— Start of Material shown —

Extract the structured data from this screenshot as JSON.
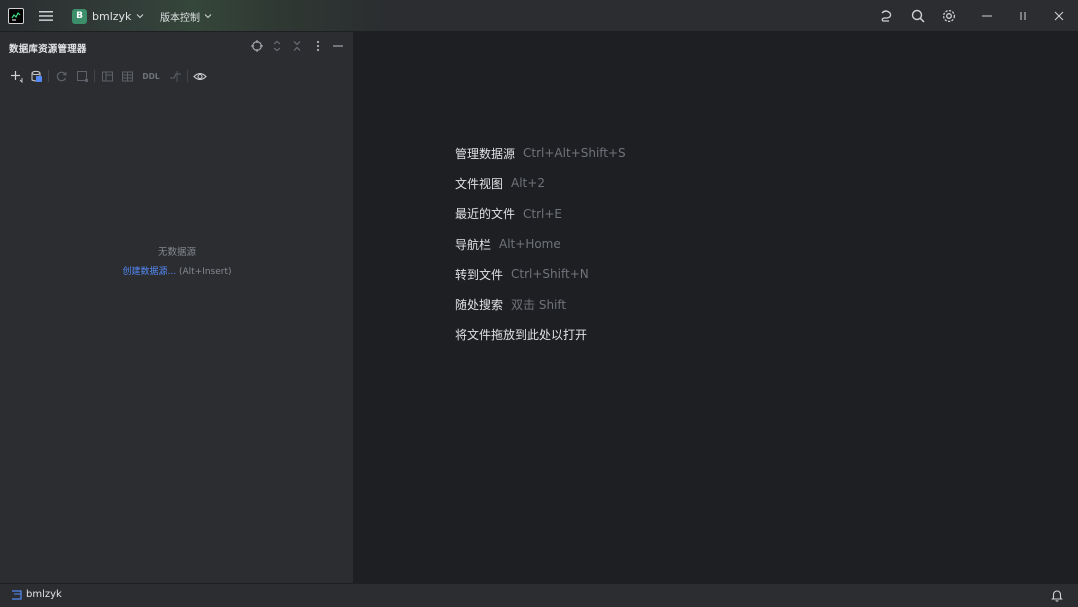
{
  "titlebar": {
    "app_icon": "datagrip-logo-icon",
    "project": {
      "badge": "B",
      "name": "bmlzyk",
      "badge_color": "#3c8f6a"
    },
    "vcs_label": "版本控制",
    "icons": [
      "ai-assistant-icon",
      "search-icon",
      "gear-icon"
    ],
    "window_controls": [
      "minimize-icon",
      "maximize-icon",
      "close-icon"
    ]
  },
  "left_panel": {
    "title": "数据库资源管理器",
    "header_icons": [
      "target-icon",
      "expand-all-icon",
      "collapse-all-icon",
      "more-vert-icon",
      "hide-icon"
    ],
    "toolbar": [
      "add-icon",
      "data-source-properties-icon",
      "refresh-icon",
      "query-console-icon",
      "edit-table-icon",
      "table-icon",
      "ddl-icon",
      "compare-icon",
      "view-options-icon"
    ],
    "ddl_label": "DDL",
    "empty": {
      "title": "无数据源",
      "create_link": "创建数据源...",
      "create_shortcut": "(Alt+Insert)"
    }
  },
  "editor": {
    "hints": [
      {
        "action": "管理数据源",
        "key": "Ctrl+Alt+Shift+S"
      },
      {
        "action": "文件视图",
        "key": "Alt+2"
      },
      {
        "action": "最近的文件",
        "key": "Ctrl+E"
      },
      {
        "action": "导航栏",
        "key": "Alt+Home"
      },
      {
        "action": "转到文件",
        "key": "Ctrl+Shift+N"
      },
      {
        "action": "随处搜索",
        "key": "双击 Shift"
      },
      {
        "action": "将文件拖放到此处以打开",
        "key": ""
      }
    ]
  },
  "statusbar": {
    "project_label": "bmlzyk",
    "icons": [
      "project-folder-icon",
      "notifications-bell-icon"
    ]
  },
  "colors": {
    "accent": "#548af7",
    "background": "#1e1f22",
    "panel": "#2b2d30",
    "muted_text": "#6f737a"
  }
}
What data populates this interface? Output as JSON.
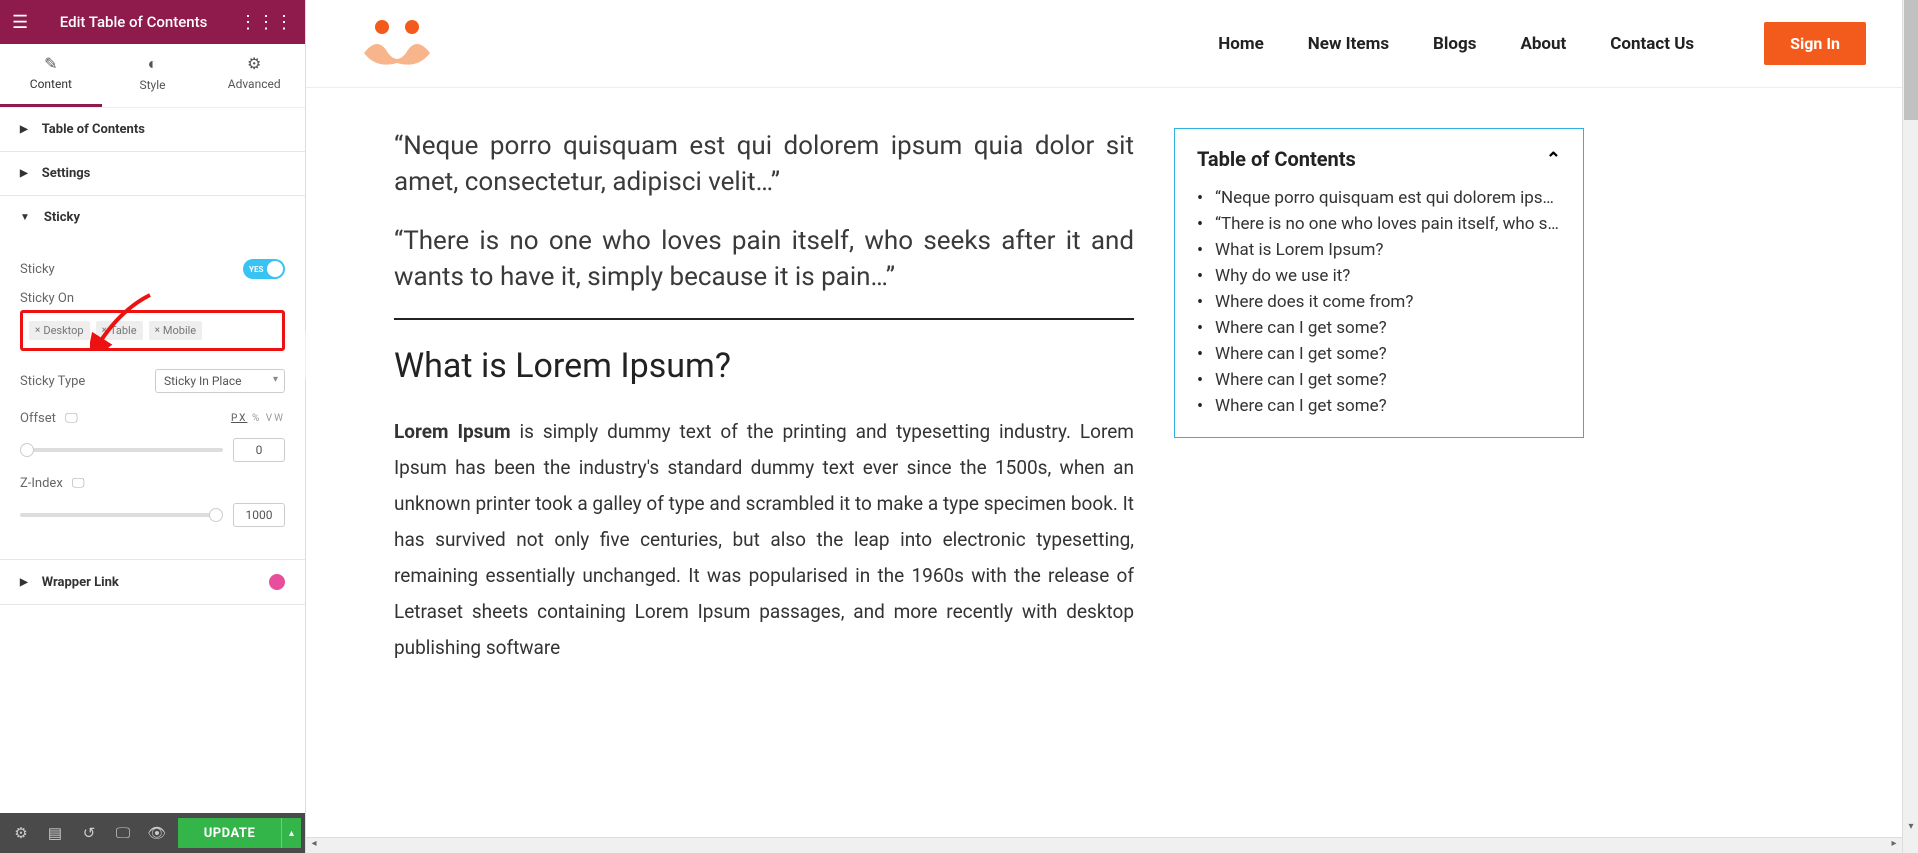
{
  "sidebar": {
    "title": "Edit Table of Contents",
    "tabs": {
      "content": "Content",
      "style": "Style",
      "advanced": "Advanced"
    },
    "sections": {
      "toc": "Table of Contents",
      "settings": "Settings",
      "sticky": "Sticky",
      "wrapper": "Wrapper Link"
    },
    "sticky": {
      "sticky_label": "Sticky",
      "toggle_text": "YES",
      "sticky_on_label": "Sticky On",
      "devices": [
        "Desktop",
        "Table",
        "Mobile"
      ],
      "sticky_type_label": "Sticky Type",
      "sticky_type_value": "Sticky In Place",
      "offset_label": "Offset",
      "offset_value": "0",
      "units": {
        "px": "PX",
        "pct": "%",
        "vw": "VW"
      },
      "zindex_label": "Z-Index",
      "zindex_value": "1000"
    },
    "footer": {
      "update": "UPDATE"
    }
  },
  "site": {
    "nav": [
      "Home",
      "New Items",
      "Blogs",
      "About",
      "Contact Us"
    ],
    "signin": "Sign In"
  },
  "article": {
    "quote1": "“Neque porro quisquam est qui dolorem ipsum quia dolor sit amet, consectetur, adipisci velit…”",
    "quote2": "“There is no one who loves pain itself, who seeks after it and wants to have it, simply because it is pain…”",
    "h2": "What is Lorem Ipsum?",
    "lead": "Lorem Ipsum",
    "body": " is simply dummy text of the printing and typesetting industry. Lorem Ipsum has been the industry's standard dummy text ever since the 1500s, when an unknown printer took a galley of type and scrambled it to make a type specimen book. It has survived not only five centuries, but also the leap into electronic typesetting, remaining essentially unchanged. It was popularised in the 1960s with the release of Letraset sheets containing Lorem Ipsum passages, and more recently with desktop publishing software"
  },
  "toc": {
    "title": "Table of Contents",
    "items": [
      "“Neque porro quisquam est qui dolorem ipsu…",
      "“There is no one who loves pain itself, who see…",
      "What is Lorem Ipsum?",
      "Why do we use it?",
      "Where does it come from?",
      "Where can I get some?",
      "Where can I get some?",
      "Where can I get some?",
      "Where can I get some?"
    ]
  }
}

— End of Material shown —

Transcribe all of the records above character for character. Exclude the pictures.

Extract the structured data from this screenshot as JSON.
{
  "titlebar": {
    "app_icon": "datagrip-logo-icon",
    "project": {
      "badge": "B",
      "name": "bmlzyk",
      "badge_color": "#3c8f6a"
    },
    "vcs_label": "版本控制",
    "icons": [
      "ai-assistant-icon",
      "search-icon",
      "gear-icon"
    ],
    "window_controls": [
      "minimize-icon",
      "maximize-icon",
      "close-icon"
    ]
  },
  "left_panel": {
    "title": "数据库资源管理器",
    "header_icons": [
      "target-icon",
      "expand-all-icon",
      "collapse-all-icon",
      "more-vert-icon",
      "hide-icon"
    ],
    "toolbar": [
      "add-icon",
      "data-source-properties-icon",
      "refresh-icon",
      "query-console-icon",
      "edit-table-icon",
      "table-icon",
      "ddl-icon",
      "compare-icon",
      "view-options-icon"
    ],
    "ddl_label": "DDL",
    "empty": {
      "title": "无数据源",
      "create_link": "创建数据源...",
      "create_shortcut": "(Alt+Insert)"
    }
  },
  "editor": {
    "hints": [
      {
        "action": "管理数据源",
        "key": "Ctrl+Alt+Shift+S"
      },
      {
        "action": "文件视图",
        "key": "Alt+2"
      },
      {
        "action": "最近的文件",
        "key": "Ctrl+E"
      },
      {
        "action": "导航栏",
        "key": "Alt+Home"
      },
      {
        "action": "转到文件",
        "key": "Ctrl+Shift+N"
      },
      {
        "action": "随处搜索",
        "key": "双击 Shift"
      },
      {
        "action": "将文件拖放到此处以打开",
        "key": ""
      }
    ]
  },
  "statusbar": {
    "project_label": "bmlzyk",
    "icons": [
      "project-folder-icon",
      "notifications-bell-icon"
    ]
  },
  "colors": {
    "accent": "#548af7",
    "background": "#1e1f22",
    "panel": "#2b2d30",
    "muted_text": "#6f737a"
  }
}
What data populates this interface? Output as JSON.
{
  "sidebar": {
    "title": "Edit Table of Contents",
    "tabs": {
      "content": "Content",
      "style": "Style",
      "advanced": "Advanced"
    },
    "sections": {
      "toc": "Table of Contents",
      "settings": "Settings",
      "sticky": "Sticky",
      "wrapper": "Wrapper Link"
    },
    "sticky": {
      "sticky_label": "Sticky",
      "toggle_text": "YES",
      "sticky_on_label": "Sticky On",
      "devices": [
        "Desktop",
        "Table",
        "Mobile"
      ],
      "sticky_type_label": "Sticky Type",
      "sticky_type_value": "Sticky In Place",
      "offset_label": "Offset",
      "offset_value": "0",
      "units": {
        "px": "PX",
        "pct": "%",
        "vw": "VW"
      },
      "zindex_label": "Z-Index",
      "zindex_value": "1000"
    },
    "footer": {
      "update": "UPDATE"
    }
  },
  "site": {
    "nav": [
      "Home",
      "New Items",
      "Blogs",
      "About",
      "Contact Us"
    ],
    "signin": "Sign In"
  },
  "article": {
    "quote1": "“Neque porro quisquam est qui dolorem ipsum quia dolor sit amet, consectetur, adipisci velit…”",
    "quote2": "“There is no one who loves pain itself, who seeks after it and wants to have it, simply because it is pain…”",
    "h2": "What is Lorem Ipsum?",
    "lead": "Lorem Ipsum",
    "body": " is simply dummy text of the printing and typesetting industry. Lorem Ipsum has been the industry's standard dummy text ever since the 1500s, when an unknown printer took a galley of type and scrambled it to make a type specimen book. It has survived not only five centuries, but also the leap into electronic typesetting, remaining essentially unchanged. It was popularised in the 1960s with the release of Letraset sheets containing Lorem Ipsum passages, and more recently with desktop publishing software"
  },
  "toc": {
    "title": "Table of Contents",
    "items": [
      "“Neque porro quisquam est qui dolorem ipsu…",
      "“There is no one who loves pain itself, who see…",
      "What is Lorem Ipsum?",
      "Why do we use it?",
      "Where does it come from?",
      "Where can I get some?",
      "Where can I get some?",
      "Where can I get some?",
      "Where can I get some?"
    ]
  }
}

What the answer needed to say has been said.